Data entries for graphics
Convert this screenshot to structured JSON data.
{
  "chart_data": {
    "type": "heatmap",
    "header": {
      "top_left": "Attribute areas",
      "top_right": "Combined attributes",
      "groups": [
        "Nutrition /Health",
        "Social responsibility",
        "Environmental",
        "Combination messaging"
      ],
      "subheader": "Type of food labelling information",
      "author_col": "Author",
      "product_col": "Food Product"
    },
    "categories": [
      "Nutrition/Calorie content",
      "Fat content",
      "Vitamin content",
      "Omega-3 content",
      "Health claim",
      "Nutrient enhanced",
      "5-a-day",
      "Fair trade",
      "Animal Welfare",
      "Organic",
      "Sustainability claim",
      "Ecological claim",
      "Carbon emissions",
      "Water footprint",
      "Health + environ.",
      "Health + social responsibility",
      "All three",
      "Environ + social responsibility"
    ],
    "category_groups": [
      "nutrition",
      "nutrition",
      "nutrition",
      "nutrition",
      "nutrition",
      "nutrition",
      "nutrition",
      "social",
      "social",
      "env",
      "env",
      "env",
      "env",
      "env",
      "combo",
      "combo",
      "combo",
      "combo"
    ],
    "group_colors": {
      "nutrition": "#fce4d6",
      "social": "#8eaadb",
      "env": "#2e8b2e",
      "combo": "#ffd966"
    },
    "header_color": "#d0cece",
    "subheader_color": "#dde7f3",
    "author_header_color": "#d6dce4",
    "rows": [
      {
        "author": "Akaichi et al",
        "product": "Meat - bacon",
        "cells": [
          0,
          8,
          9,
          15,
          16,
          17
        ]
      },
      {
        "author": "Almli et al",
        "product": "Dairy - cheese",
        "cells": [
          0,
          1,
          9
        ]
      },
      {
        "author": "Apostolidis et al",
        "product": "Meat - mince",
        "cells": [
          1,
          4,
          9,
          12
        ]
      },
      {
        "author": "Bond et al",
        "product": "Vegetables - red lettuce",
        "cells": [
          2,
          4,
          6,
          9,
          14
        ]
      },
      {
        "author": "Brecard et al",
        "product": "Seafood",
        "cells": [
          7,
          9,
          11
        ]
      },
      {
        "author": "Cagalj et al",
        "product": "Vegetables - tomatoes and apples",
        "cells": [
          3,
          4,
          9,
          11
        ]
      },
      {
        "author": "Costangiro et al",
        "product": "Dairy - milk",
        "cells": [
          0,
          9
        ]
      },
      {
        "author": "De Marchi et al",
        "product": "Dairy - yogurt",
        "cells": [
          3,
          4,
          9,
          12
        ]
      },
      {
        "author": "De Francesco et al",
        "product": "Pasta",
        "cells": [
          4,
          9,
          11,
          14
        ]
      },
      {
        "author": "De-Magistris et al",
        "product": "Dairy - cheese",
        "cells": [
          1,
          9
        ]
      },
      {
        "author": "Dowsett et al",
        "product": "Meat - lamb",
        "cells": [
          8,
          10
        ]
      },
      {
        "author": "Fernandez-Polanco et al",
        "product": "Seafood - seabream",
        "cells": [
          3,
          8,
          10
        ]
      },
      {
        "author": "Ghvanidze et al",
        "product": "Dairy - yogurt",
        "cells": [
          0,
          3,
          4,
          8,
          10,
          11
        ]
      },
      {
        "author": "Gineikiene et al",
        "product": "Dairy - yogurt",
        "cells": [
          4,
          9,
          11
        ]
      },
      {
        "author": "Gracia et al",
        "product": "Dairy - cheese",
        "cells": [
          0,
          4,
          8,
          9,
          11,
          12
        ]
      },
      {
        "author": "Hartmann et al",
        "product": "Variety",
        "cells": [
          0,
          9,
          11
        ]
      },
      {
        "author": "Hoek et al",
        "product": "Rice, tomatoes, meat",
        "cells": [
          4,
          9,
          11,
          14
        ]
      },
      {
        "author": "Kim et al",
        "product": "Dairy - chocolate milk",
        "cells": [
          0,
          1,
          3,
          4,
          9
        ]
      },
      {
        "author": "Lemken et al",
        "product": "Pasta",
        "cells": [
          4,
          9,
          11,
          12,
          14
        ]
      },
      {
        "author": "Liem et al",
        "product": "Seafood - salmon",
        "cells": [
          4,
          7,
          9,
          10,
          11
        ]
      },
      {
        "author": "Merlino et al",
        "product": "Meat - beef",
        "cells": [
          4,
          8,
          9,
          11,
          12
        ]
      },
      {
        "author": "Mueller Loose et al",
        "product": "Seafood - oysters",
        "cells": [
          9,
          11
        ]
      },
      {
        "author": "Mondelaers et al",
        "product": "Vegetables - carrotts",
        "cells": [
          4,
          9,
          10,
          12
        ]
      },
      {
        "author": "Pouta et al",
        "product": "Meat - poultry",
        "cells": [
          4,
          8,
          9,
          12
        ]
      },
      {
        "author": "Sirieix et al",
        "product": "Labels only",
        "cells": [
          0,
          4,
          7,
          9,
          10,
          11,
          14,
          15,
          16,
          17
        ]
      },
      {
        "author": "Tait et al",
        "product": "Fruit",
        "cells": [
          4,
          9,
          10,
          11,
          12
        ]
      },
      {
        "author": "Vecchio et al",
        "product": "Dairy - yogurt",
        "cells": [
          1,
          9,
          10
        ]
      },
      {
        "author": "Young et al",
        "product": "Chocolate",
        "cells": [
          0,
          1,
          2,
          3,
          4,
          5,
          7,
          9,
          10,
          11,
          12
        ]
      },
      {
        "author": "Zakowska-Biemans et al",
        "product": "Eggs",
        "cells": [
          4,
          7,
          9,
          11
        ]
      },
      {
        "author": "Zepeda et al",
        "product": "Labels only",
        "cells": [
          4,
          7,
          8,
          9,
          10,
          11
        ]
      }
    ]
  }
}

▶ [What to produce]: Reproduce the records word for word.

▶ [Solution to this exercise]:
Convert this screenshot to structured JSON data.
{
  "chart_data": {
    "type": "heatmap",
    "header": {
      "top_left": "Attribute areas",
      "top_right": "Combined attributes",
      "groups": [
        "Nutrition /Health",
        "Social responsibility",
        "Environmental",
        "Combination messaging"
      ],
      "subheader": "Type of food labelling information",
      "author_col": "Author",
      "product_col": "Food Product"
    },
    "categories": [
      "Nutrition/Calorie content",
      "Fat content",
      "Vitamin content",
      "Omega-3 content",
      "Health claim",
      "Nutrient enhanced",
      "5-a-day",
      "Fair trade",
      "Animal Welfare",
      "Organic",
      "Sustainability claim",
      "Ecological claim",
      "Carbon emissions",
      "Water footprint",
      "Health + environ.",
      "Health + social responsibility",
      "All three",
      "Environ + social responsibility"
    ],
    "category_groups": [
      "nutrition",
      "nutrition",
      "nutrition",
      "nutrition",
      "nutrition",
      "nutrition",
      "nutrition",
      "social",
      "social",
      "env",
      "env",
      "env",
      "env",
      "env",
      "combo",
      "combo",
      "combo",
      "combo"
    ],
    "group_colors": {
      "nutrition": "#fce4d6",
      "social": "#8eaadb",
      "env": "#2e8b2e",
      "combo": "#ffd966"
    },
    "header_color": "#d0cece",
    "subheader_color": "#dde7f3",
    "author_header_color": "#d6dce4",
    "rows": [
      {
        "author": "Akaichi et al",
        "product": "Meat - bacon",
        "cells": [
          0,
          8,
          9,
          15,
          16,
          17
        ]
      },
      {
        "author": "Almli et al",
        "product": "Dairy - cheese",
        "cells": [
          0,
          1,
          9
        ]
      },
      {
        "author": "Apostolidis et al",
        "product": "Meat - mince",
        "cells": [
          1,
          4,
          9,
          12
        ]
      },
      {
        "author": "Bond et al",
        "product": "Vegetables - red lettuce",
        "cells": [
          2,
          4,
          6,
          9,
          14
        ]
      },
      {
        "author": "Brecard et al",
        "product": "Seafood",
        "cells": [
          7,
          9,
          11
        ]
      },
      {
        "author": "Cagalj et al",
        "product": "Vegetables - tomatoes and apples",
        "cells": [
          3,
          4,
          9,
          11
        ]
      },
      {
        "author": "Costangiro et al",
        "product": "Dairy - milk",
        "cells": [
          0,
          9
        ]
      },
      {
        "author": "De Marchi et al",
        "product": "Dairy - yogurt",
        "cells": [
          3,
          4,
          9,
          12
        ]
      },
      {
        "author": "De Francesco et al",
        "product": "Pasta",
        "cells": [
          4,
          9,
          11,
          14
        ]
      },
      {
        "author": "De-Magistris et al",
        "product": "Dairy - cheese",
        "cells": [
          1,
          9
        ]
      },
      {
        "author": "Dowsett et al",
        "product": "Meat - lamb",
        "cells": [
          8,
          10
        ]
      },
      {
        "author": "Fernandez-Polanco et al",
        "product": "Seafood - seabream",
        "cells": [
          3,
          8,
          10
        ]
      },
      {
        "author": "Ghvanidze et al",
        "product": "Dairy - yogurt",
        "cells": [
          0,
          3,
          4,
          8,
          10,
          11
        ]
      },
      {
        "author": "Gineikiene et al",
        "product": "Dairy - yogurt",
        "cells": [
          4,
          9,
          11
        ]
      },
      {
        "author": "Gracia et al",
        "product": "Dairy - cheese",
        "cells": [
          0,
          4,
          8,
          9,
          11,
          12
        ]
      },
      {
        "author": "Hartmann et al",
        "product": "Variety",
        "cells": [
          0,
          9,
          11
        ]
      },
      {
        "author": "Hoek et al",
        "product": "Rice, tomatoes, meat",
        "cells": [
          4,
          9,
          11,
          14
        ]
      },
      {
        "author": "Kim et al",
        "product": "Dairy - chocolate milk",
        "cells": [
          0,
          1,
          3,
          4,
          9
        ]
      },
      {
        "author": "Lemken et al",
        "product": "Pasta",
        "cells": [
          4,
          9,
          11,
          12,
          14
        ]
      },
      {
        "author": "Liem et al",
        "product": "Seafood - salmon",
        "cells": [
          4,
          7,
          9,
          10,
          11
        ]
      },
      {
        "author": "Merlino et al",
        "product": "Meat - beef",
        "cells": [
          4,
          8,
          9,
          11,
          12
        ]
      },
      {
        "author": "Mueller Loose et al",
        "product": "Seafood - oysters",
        "cells": [
          9,
          11
        ]
      },
      {
        "author": "Mondelaers et al",
        "product": "Vegetables - carrotts",
        "cells": [
          4,
          9,
          10,
          12
        ]
      },
      {
        "author": "Pouta et al",
        "product": "Meat - poultry",
        "cells": [
          4,
          8,
          9,
          12
        ]
      },
      {
        "author": "Sirieix et al",
        "product": "Labels only",
        "cells": [
          0,
          4,
          7,
          9,
          10,
          11,
          14,
          15,
          16,
          17
        ]
      },
      {
        "author": "Tait et al",
        "product": "Fruit",
        "cells": [
          4,
          9,
          10,
          11,
          12
        ]
      },
      {
        "author": "Vecchio et al",
        "product": "Dairy - yogurt",
        "cells": [
          1,
          9,
          10
        ]
      },
      {
        "author": "Young et al",
        "product": "Chocolate",
        "cells": [
          0,
          1,
          2,
          3,
          4,
          5,
          7,
          9,
          10,
          11,
          12
        ]
      },
      {
        "author": "Zakowska-Biemans et al",
        "product": "Eggs",
        "cells": [
          4,
          7,
          9,
          11
        ]
      },
      {
        "author": "Zepeda et al",
        "product": "Labels only",
        "cells": [
          4,
          7,
          8,
          9,
          10,
          11
        ]
      }
    ]
  }
}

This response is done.